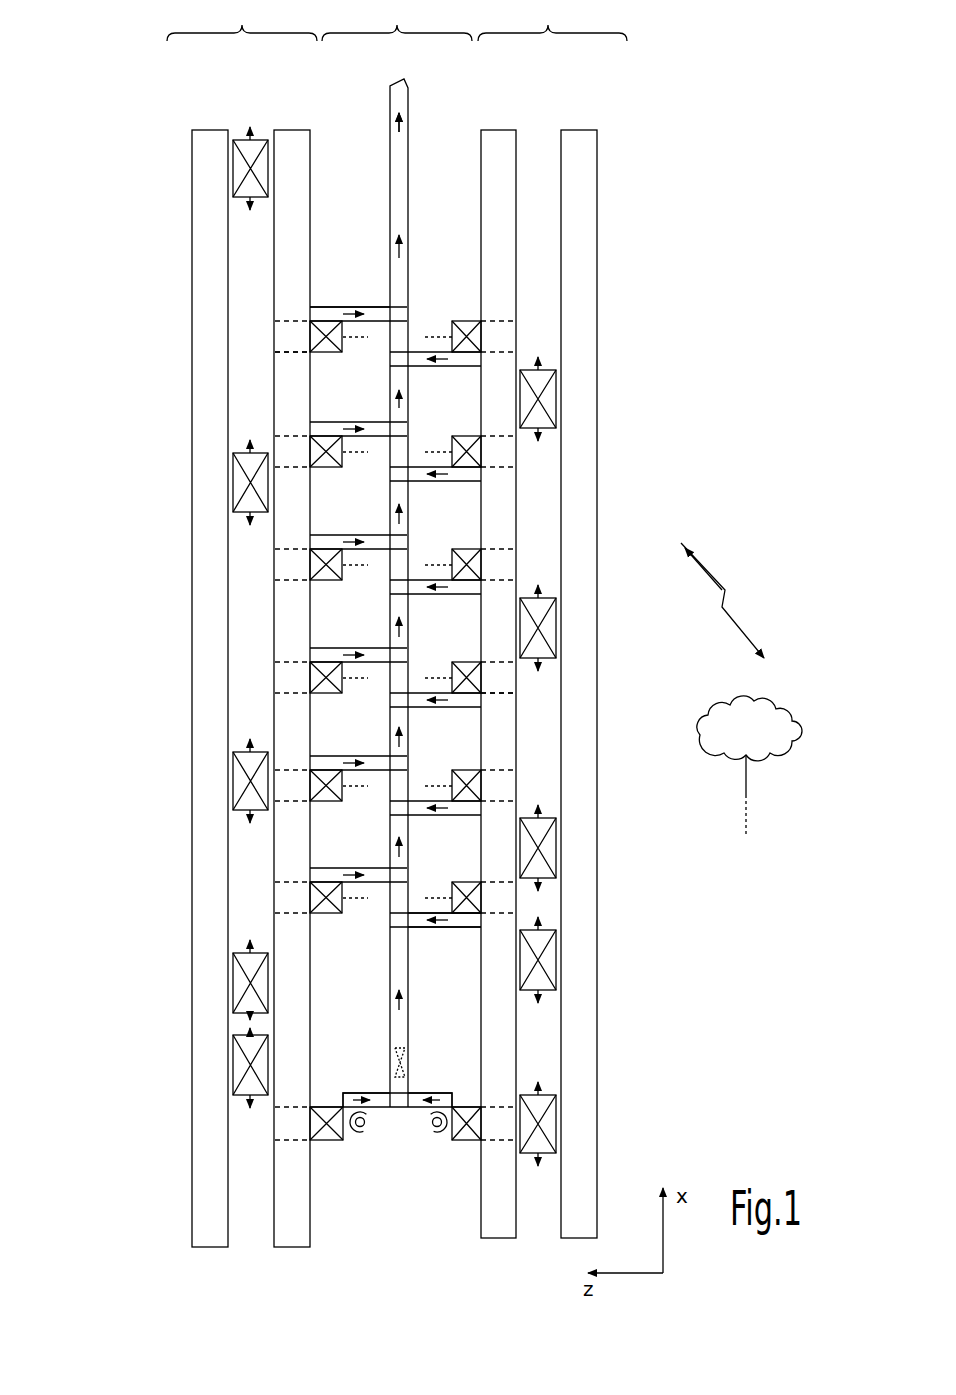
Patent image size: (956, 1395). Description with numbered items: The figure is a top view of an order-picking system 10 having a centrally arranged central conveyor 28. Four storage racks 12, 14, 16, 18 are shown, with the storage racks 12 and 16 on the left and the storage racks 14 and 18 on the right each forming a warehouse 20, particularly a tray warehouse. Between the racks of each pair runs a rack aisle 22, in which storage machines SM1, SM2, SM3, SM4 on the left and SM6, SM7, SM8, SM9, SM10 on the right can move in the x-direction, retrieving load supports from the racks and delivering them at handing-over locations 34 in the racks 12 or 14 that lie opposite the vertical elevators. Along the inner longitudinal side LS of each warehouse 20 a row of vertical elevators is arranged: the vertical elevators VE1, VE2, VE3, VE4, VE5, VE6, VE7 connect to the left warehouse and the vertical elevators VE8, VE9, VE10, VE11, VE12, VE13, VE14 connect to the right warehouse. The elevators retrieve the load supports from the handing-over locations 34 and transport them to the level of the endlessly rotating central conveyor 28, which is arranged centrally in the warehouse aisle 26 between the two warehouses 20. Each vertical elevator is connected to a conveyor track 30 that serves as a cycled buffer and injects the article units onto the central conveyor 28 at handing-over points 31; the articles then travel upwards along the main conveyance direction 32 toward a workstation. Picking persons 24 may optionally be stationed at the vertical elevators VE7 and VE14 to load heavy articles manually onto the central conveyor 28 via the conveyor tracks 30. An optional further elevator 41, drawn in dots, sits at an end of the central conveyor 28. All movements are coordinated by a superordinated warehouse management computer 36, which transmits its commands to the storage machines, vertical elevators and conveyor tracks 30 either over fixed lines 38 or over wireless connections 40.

The order-picking system 10 is at (668, 285).
The storage rack 12 is at (292, 130).
The storage rack 14 is at (497, 130).
The storage rack 16 is at (207, 130).
The storage rack 18 is at (580, 130).
The warehouse 20 is at (397, 21).
The rack aisle 22 is at (253, 1250).
The picking persons 24 is at (428, 1150).
The warehouse aisle 26 is at (397, 21).
The central conveyor 28 is at (390, 113).
The conveyor track 30 is at (355, 306).
The handing-over point 31 is at (401, 316).
The main conveyance direction 32 is at (401, 122).
The handing-over location 34 is at (297, 354).
The warehouse management computer 36 is at (766, 739).
The fixed lines 38 is at (748, 785).
The wireless connections 40 is at (734, 600).
The another elevator 41 is at (412, 1060).
The storage machine SM1 is at (233, 170).
The storage machine SM2 is at (233, 490).
The storage machine SM3 is at (233, 786).
The storage machine SM4 is at (233, 990).
The storage machine SM6 is at (557, 395).
The storage machine SM7 is at (557, 630).
The storage machine SM8 is at (557, 848).
The storage machine SM9 is at (556, 963).
The storage machine SM10 is at (556, 1123).
The vertical elevator VE1 is at (325, 355).
The vertical elevator VE2 is at (328, 470).
The vertical elevator VE3 is at (331, 583).
The vertical elevator VE4 is at (332, 696).
The vertical elevator VE5 is at (332, 804).
The vertical elevator VE6 is at (332, 916).
The vertical elevator VE7 is at (328, 1142).
The vertical elevator VE8 is at (467, 320).
The vertical elevator VE9 is at (468, 436).
The vertical elevator VE10 is at (468, 549).
The vertical elevator VE11 is at (468, 662).
The vertical elevator VE12 is at (468, 770).
The vertical elevator VE13 is at (468, 882).
The vertical elevator VE14 is at (466, 1142).
The longitudinal side LS is at (316, 1217).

___

▶ **Short exercise**:
Reproduce the lines exactly, starting at the first line and ending at the line that contains "The storage rack 12 is at (292, 130).", with both ends included. Leave the pictures out of your answer.

▶ **Final result**:
Patent image size: (956, 1395). Description with numbered items: The figure is a top view of an order-picking system 10 having a centrally arranged central conveyor 28. Four storage racks 12, 14, 16, 18 are shown, with the storage racks 12 and 16 on the left and the storage racks 14 and 18 on the right each forming a warehouse 20, particularly a tray warehouse. Between the racks of each pair runs a rack aisle 22, in which storage machines SM1, SM2, SM3, SM4 on the left and SM6, SM7, SM8, SM9, SM10 on the right can move in the x-direction, retrieving load supports from the racks and delivering them at handing-over locations 34 in the racks 12 or 14 that lie opposite the vertical elevators. Along the inner longitudinal side LS of each warehouse 20 a row of vertical elevators is arranged: the vertical elevators VE1, VE2, VE3, VE4, VE5, VE6, VE7 connect to the left warehouse and the vertical elevators VE8, VE9, VE10, VE11, VE12, VE13, VE14 connect to the right warehouse. The elevators retrieve the load supports from the handing-over locations 34 and transport them to the level of the endlessly rotating central conveyor 28, which is arranged centrally in the warehouse aisle 26 between the two warehouses 20. Each vertical elevator is connected to a conveyor track 30 that serves as a cycled buffer and injects the article units onto the central conveyor 28 at handing-over points 31; the articles then travel upwards along the main conveyance direction 32 toward a workstation. Picking persons 24 may optionally be stationed at the vertical elevators VE7 and VE14 to load heavy articles manually onto the central conveyor 28 via the conveyor tracks 30. An optional further elevator 41, drawn in dots, sits at an end of the central conveyor 28. All movements are coordinated by a superordinated warehouse management computer 36, which transmits its commands to the storage machines, vertical elevators and conveyor tracks 30 either over fixed lines 38 or over wireless connections 40.

The order-picking system 10 is at (668, 285).
The storage rack 12 is at (292, 130).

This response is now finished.